(Stored entries)
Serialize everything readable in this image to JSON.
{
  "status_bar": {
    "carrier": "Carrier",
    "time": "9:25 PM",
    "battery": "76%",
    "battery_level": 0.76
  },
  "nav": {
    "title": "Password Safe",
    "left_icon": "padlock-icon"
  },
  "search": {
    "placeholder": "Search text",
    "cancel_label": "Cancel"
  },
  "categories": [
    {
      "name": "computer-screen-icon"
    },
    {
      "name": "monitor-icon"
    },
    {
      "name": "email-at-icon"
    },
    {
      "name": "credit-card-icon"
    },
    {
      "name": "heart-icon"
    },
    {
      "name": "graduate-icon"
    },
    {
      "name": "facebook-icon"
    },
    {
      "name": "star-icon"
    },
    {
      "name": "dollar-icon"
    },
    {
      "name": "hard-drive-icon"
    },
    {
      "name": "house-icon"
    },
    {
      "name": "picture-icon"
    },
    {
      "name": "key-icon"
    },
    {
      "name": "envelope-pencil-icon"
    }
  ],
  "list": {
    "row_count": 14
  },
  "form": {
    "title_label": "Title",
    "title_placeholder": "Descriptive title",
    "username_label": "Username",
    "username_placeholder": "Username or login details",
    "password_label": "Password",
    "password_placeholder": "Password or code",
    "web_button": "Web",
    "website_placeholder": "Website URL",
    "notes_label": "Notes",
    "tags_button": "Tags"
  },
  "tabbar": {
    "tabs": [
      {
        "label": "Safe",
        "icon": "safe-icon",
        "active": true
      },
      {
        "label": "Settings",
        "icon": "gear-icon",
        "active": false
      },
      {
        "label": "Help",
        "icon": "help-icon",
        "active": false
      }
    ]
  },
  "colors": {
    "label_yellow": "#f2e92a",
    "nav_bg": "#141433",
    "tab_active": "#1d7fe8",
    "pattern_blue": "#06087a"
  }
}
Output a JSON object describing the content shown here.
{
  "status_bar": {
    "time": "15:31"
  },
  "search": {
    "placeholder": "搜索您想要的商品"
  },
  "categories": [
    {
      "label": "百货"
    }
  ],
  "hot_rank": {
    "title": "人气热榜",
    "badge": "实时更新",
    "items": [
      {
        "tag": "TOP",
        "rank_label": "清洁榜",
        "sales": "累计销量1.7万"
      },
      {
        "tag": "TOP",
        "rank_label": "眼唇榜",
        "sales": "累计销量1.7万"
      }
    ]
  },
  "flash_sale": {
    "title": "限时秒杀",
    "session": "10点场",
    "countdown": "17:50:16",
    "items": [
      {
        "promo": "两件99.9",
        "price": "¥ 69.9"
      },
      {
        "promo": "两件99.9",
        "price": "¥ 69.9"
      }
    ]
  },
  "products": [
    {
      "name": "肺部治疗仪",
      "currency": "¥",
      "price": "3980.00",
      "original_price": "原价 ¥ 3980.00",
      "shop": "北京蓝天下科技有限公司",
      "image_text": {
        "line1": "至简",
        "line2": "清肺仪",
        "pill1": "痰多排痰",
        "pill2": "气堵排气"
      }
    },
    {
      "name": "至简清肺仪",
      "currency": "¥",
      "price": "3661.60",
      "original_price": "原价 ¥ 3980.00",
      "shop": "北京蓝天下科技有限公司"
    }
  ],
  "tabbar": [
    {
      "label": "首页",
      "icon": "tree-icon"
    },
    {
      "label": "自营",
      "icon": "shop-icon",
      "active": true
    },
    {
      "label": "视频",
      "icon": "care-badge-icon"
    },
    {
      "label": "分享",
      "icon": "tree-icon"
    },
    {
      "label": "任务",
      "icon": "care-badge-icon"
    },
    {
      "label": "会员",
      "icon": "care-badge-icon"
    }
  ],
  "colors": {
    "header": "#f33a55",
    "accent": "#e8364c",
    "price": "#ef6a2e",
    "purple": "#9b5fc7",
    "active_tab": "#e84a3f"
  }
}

--- Goal of the exercise ---
Identify the lines of the data that contain the word "JSON". Copy each of them.

--- Output for this exercise ---
Serialize everything readable in this image to JSON.
Output a JSON object describing the content shown here.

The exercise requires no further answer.